Collect all lines from the listing that include the string "right".

** begin **

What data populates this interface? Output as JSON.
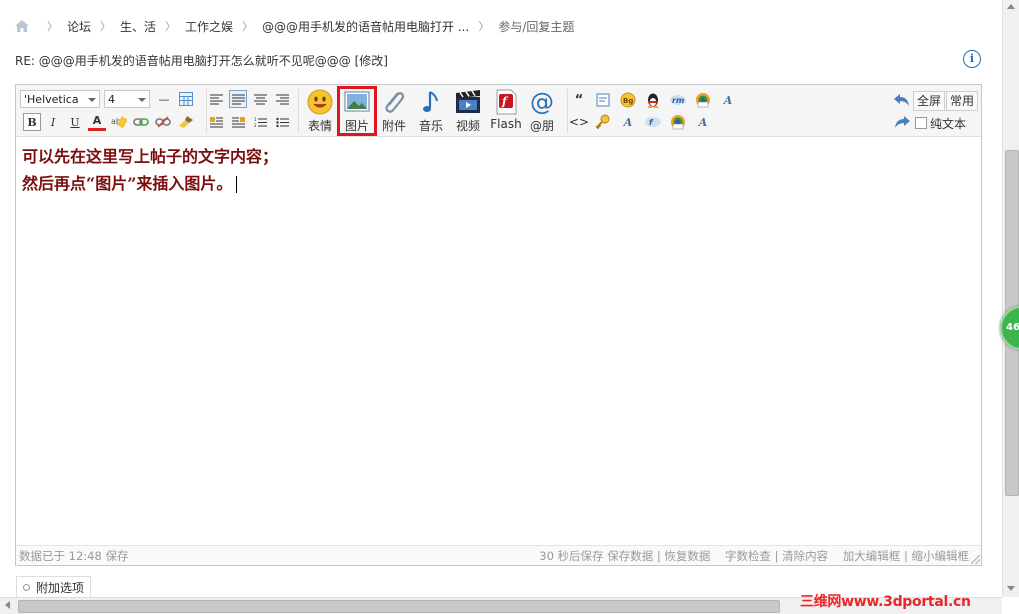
{
  "breadcrumb": {
    "items": [
      "论坛",
      "生、活",
      "工作之娱",
      "@@@用手机发的语音帖用电脑打开 ...",
      "参与/回复主题"
    ]
  },
  "title": "RE: @@@用手机发的语音帖用电脑打开怎么就听不见呢@@@ [修改]",
  "info_glyph": "i",
  "toolbar": {
    "font_family": "'Helvetica",
    "font_size": "4",
    "bold": "B",
    "italic": "I",
    "underline": "U",
    "text_color": "A",
    "hr": "—",
    "buttons": {
      "emoji": "表情",
      "image": "图片",
      "attach": "附件",
      "music": "音乐",
      "video": "视频",
      "flash": "Flash",
      "mention": "@朋"
    },
    "right": {
      "fullscreen": "全屏",
      "common": "常用",
      "plain_text": "纯文本"
    }
  },
  "content": {
    "line1": "可以先在这里写上帖子的文字内容；",
    "line2": "然后再点“图片”来插入图片。"
  },
  "statusbar": {
    "left": "数据已于 12:48 保存",
    "right": "30 秒后保存 保存数据 | 恢复数据    字数检查 | 清除内容    加大编辑框 | 缩小编辑框"
  },
  "extra_options": "附加选项",
  "float_badge": "46",
  "watermark": "三维网www.3dportal.cn",
  "colors": {
    "highlight": "#e0141e",
    "content_text": "#7a0f0f",
    "accent": "#2b6ab3"
  }
}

** end **

- **Response**
    "right": {
    "right": "30 秒后保存 保存数据 | 恢复数据    字数检查 | 清除内容    加大编辑框 | 缩小编辑框"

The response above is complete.